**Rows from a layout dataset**
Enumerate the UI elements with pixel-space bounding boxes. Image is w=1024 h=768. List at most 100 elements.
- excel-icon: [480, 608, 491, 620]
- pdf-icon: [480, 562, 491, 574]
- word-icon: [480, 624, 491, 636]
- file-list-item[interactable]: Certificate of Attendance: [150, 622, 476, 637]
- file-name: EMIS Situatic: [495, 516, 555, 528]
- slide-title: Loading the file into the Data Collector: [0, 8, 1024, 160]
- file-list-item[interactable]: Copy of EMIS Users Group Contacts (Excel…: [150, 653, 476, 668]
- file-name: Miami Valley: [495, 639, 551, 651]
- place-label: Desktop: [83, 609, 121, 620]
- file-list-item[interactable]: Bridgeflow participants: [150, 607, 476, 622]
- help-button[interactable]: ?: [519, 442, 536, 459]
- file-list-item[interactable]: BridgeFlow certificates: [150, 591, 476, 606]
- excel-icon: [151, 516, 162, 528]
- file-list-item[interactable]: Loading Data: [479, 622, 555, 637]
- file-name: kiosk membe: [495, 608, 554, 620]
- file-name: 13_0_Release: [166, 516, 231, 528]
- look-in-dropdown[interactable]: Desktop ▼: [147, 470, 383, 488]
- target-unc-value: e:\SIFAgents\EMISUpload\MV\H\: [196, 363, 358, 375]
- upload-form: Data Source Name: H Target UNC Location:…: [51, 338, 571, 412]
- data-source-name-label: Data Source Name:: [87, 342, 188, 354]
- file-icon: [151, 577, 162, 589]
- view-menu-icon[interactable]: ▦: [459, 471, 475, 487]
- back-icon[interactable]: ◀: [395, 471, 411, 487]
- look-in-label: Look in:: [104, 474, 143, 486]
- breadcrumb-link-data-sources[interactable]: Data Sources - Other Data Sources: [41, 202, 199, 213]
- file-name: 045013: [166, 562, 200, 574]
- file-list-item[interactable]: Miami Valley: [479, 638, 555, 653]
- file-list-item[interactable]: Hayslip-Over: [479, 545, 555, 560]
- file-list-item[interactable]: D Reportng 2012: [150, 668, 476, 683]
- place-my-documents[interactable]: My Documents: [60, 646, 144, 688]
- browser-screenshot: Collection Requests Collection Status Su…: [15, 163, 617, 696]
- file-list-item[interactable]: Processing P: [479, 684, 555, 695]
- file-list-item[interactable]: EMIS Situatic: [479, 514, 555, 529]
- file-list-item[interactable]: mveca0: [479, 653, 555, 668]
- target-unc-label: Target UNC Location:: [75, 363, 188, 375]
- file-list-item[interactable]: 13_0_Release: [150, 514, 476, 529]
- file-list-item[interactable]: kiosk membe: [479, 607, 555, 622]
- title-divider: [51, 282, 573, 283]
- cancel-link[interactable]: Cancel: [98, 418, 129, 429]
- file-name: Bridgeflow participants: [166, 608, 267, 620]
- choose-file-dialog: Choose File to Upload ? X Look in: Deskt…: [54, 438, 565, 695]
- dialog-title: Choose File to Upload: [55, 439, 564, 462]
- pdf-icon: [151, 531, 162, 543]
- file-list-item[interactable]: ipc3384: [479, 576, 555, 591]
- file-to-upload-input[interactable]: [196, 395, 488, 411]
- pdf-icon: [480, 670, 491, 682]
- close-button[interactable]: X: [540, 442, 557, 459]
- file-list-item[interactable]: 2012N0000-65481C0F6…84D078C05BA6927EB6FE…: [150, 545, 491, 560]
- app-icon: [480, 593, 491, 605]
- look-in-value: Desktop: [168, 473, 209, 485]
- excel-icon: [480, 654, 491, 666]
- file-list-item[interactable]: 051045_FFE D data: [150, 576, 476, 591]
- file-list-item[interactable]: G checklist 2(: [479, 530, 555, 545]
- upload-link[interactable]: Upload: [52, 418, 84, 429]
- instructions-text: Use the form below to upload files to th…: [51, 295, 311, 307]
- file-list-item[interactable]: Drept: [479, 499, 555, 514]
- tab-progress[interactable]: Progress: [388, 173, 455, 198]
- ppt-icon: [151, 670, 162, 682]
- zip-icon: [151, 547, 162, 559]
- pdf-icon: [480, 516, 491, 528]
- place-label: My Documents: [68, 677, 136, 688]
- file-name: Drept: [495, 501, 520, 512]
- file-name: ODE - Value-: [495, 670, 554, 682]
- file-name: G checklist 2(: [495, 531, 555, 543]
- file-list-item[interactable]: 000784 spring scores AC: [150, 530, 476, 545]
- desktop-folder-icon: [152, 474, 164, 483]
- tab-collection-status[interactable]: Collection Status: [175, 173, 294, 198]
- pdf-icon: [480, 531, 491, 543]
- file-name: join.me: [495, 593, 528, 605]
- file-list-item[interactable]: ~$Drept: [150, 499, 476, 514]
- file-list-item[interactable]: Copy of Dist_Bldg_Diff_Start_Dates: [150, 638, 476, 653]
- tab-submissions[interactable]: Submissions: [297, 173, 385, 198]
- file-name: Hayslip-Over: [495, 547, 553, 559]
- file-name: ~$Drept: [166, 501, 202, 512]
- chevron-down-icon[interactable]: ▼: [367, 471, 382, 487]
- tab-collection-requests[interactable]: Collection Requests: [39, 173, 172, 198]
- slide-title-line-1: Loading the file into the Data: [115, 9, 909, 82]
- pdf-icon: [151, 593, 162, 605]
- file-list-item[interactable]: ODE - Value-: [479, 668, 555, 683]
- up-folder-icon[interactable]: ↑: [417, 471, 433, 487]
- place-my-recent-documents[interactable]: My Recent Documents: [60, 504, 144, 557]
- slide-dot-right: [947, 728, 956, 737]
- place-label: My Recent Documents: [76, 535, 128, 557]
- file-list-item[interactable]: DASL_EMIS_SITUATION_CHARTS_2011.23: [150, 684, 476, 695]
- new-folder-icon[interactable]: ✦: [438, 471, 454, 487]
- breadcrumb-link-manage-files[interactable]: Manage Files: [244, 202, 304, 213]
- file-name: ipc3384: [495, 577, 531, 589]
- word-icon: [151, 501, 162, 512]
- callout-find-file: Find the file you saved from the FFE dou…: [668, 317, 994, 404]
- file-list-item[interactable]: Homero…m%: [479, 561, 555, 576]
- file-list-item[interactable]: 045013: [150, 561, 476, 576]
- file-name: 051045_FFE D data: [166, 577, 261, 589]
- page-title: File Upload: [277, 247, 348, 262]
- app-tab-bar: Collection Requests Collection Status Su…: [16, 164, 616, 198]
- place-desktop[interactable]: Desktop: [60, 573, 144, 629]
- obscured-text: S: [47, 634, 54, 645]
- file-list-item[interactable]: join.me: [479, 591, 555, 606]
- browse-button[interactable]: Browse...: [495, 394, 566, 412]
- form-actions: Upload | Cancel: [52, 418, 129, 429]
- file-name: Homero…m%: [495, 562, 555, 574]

**AIM**
Please pick out each row above that contains the string "kiosk", and copy every one of those rows.

**EXERCISE SOLUTION**
- file-name: kiosk membe: [495, 608, 554, 620]
- file-list-item[interactable]: kiosk membe: [479, 607, 555, 622]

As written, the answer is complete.